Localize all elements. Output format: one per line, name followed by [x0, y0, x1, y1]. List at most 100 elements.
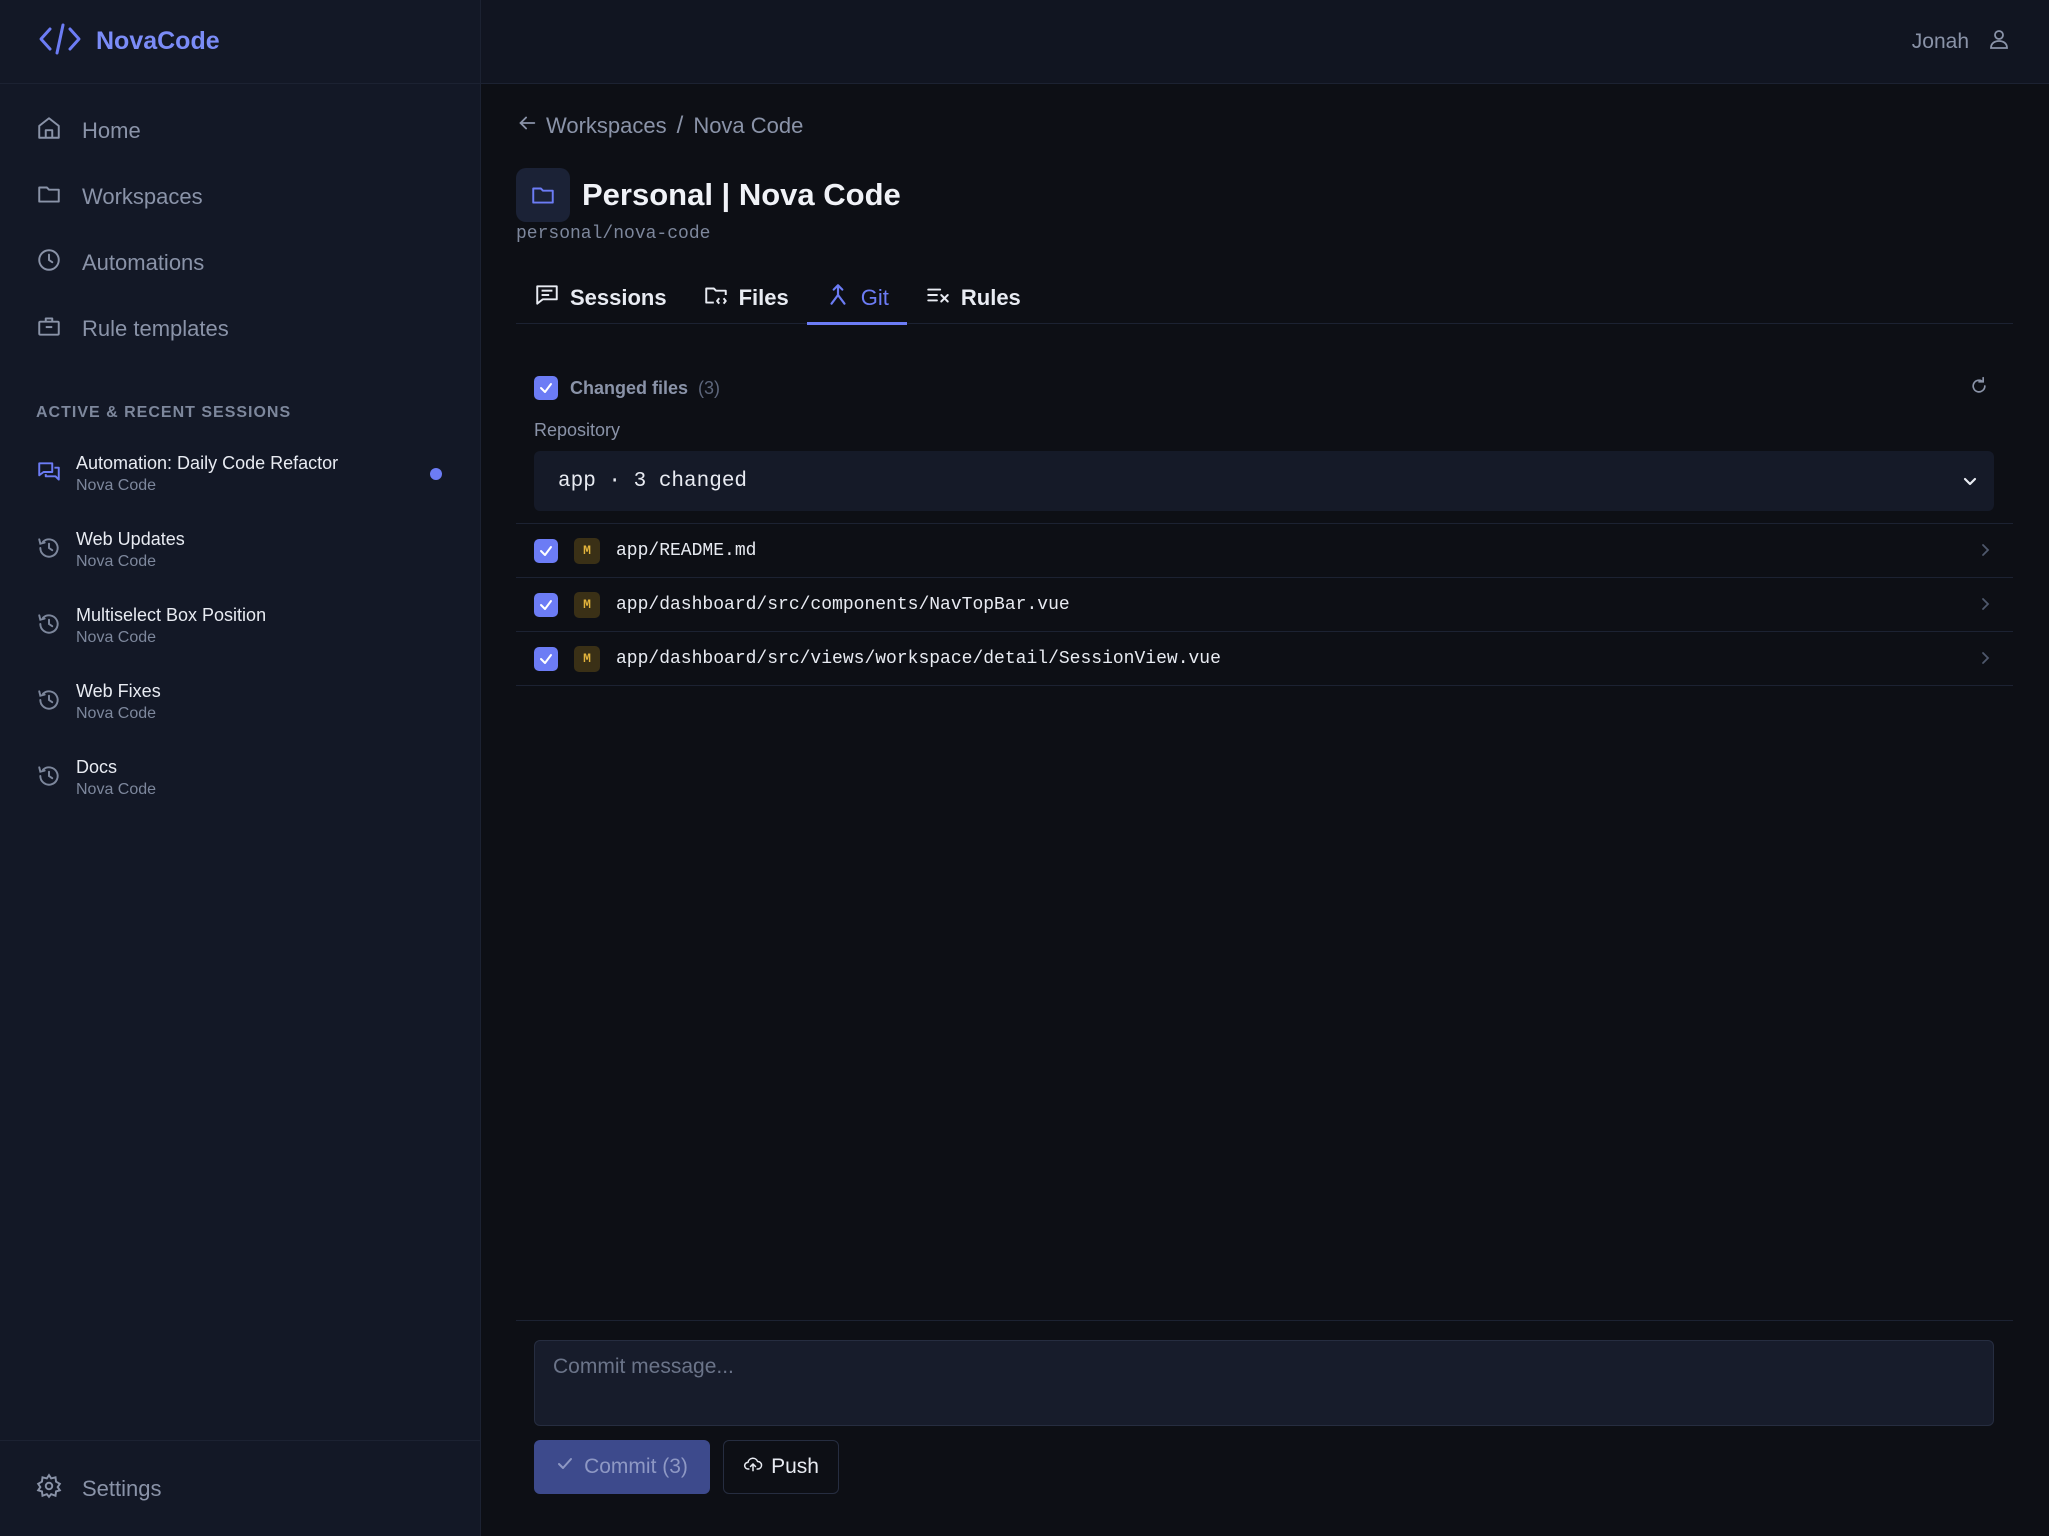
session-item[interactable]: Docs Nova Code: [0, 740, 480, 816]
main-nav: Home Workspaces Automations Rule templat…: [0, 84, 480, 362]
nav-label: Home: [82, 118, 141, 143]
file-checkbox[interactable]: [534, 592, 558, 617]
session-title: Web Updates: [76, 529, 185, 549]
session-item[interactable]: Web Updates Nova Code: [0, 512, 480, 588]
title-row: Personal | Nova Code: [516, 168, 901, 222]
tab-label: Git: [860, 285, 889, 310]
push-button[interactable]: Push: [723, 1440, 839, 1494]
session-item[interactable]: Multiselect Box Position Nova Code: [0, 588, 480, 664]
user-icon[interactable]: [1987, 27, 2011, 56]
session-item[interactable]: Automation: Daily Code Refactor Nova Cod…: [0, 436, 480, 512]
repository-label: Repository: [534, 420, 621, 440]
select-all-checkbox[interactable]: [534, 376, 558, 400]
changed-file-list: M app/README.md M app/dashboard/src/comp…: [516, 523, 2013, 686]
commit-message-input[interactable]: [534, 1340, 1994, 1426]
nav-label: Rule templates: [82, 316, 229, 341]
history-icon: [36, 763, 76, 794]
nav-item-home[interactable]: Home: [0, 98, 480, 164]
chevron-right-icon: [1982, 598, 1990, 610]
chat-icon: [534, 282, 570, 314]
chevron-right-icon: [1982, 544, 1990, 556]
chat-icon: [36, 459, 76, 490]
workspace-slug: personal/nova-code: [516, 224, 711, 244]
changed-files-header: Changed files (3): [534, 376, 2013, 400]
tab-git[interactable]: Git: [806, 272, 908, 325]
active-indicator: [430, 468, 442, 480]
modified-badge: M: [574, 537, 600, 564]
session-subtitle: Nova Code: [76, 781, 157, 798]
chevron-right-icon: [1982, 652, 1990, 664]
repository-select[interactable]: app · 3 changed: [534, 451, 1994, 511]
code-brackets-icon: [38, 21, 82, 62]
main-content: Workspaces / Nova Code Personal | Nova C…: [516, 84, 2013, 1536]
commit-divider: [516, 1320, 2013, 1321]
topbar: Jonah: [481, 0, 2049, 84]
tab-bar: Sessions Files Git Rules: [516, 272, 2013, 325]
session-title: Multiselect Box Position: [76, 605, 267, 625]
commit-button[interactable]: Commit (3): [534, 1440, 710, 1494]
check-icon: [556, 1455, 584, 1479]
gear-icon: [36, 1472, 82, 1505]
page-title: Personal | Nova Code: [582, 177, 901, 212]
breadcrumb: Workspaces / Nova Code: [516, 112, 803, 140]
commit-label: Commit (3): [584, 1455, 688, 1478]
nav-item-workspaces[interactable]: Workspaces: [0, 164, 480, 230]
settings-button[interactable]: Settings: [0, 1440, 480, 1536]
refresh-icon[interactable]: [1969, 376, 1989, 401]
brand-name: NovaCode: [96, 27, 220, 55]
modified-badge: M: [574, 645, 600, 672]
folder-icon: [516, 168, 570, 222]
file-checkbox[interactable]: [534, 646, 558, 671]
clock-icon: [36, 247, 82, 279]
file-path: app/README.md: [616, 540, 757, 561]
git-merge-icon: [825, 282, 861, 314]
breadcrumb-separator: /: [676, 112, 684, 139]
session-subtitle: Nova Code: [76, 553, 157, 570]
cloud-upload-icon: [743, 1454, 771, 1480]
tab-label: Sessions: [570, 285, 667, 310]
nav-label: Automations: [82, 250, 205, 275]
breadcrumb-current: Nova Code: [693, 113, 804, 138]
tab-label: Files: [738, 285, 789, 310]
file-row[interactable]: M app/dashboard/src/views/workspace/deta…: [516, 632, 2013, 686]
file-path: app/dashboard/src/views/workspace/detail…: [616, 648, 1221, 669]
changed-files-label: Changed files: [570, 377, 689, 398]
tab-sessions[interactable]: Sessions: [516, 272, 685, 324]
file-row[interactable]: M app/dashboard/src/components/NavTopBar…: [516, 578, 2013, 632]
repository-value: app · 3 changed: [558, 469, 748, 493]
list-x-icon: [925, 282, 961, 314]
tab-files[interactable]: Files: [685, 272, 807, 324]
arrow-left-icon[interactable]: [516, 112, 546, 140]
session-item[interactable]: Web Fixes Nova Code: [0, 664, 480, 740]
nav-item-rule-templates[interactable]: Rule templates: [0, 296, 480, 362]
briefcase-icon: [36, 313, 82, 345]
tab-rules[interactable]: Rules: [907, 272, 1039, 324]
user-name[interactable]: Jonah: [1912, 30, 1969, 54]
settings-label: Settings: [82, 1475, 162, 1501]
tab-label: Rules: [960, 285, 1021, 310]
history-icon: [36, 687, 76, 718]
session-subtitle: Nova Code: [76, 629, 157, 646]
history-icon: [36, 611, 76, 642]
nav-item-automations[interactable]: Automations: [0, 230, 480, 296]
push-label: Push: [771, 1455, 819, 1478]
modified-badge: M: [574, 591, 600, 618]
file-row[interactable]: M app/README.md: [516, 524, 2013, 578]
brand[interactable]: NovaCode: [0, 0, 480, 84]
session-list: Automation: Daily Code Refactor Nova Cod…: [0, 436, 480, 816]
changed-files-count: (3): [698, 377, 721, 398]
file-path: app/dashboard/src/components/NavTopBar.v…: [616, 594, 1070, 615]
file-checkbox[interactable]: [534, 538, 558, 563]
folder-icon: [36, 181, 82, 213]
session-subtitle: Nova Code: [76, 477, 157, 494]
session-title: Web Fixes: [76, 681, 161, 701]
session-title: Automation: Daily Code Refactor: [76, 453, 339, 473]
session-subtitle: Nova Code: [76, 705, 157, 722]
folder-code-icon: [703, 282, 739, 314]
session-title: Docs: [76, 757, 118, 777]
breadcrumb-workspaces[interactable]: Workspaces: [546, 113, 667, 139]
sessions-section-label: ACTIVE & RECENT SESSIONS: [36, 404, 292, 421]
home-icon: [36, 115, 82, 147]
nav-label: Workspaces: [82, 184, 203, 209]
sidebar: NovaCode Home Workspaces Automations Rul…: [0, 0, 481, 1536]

> **What to work on**
Which lines in the entries above contain the word "NovaCode"? Show each of those lines in full.

> **Solved exercise**
brand-name: NovaCode: [96, 27, 220, 55]
brand[interactable]: NovaCode: [0, 0, 480, 84]
sidebar: NovaCode Home Workspaces Automations Rul…: [0, 0, 481, 1536]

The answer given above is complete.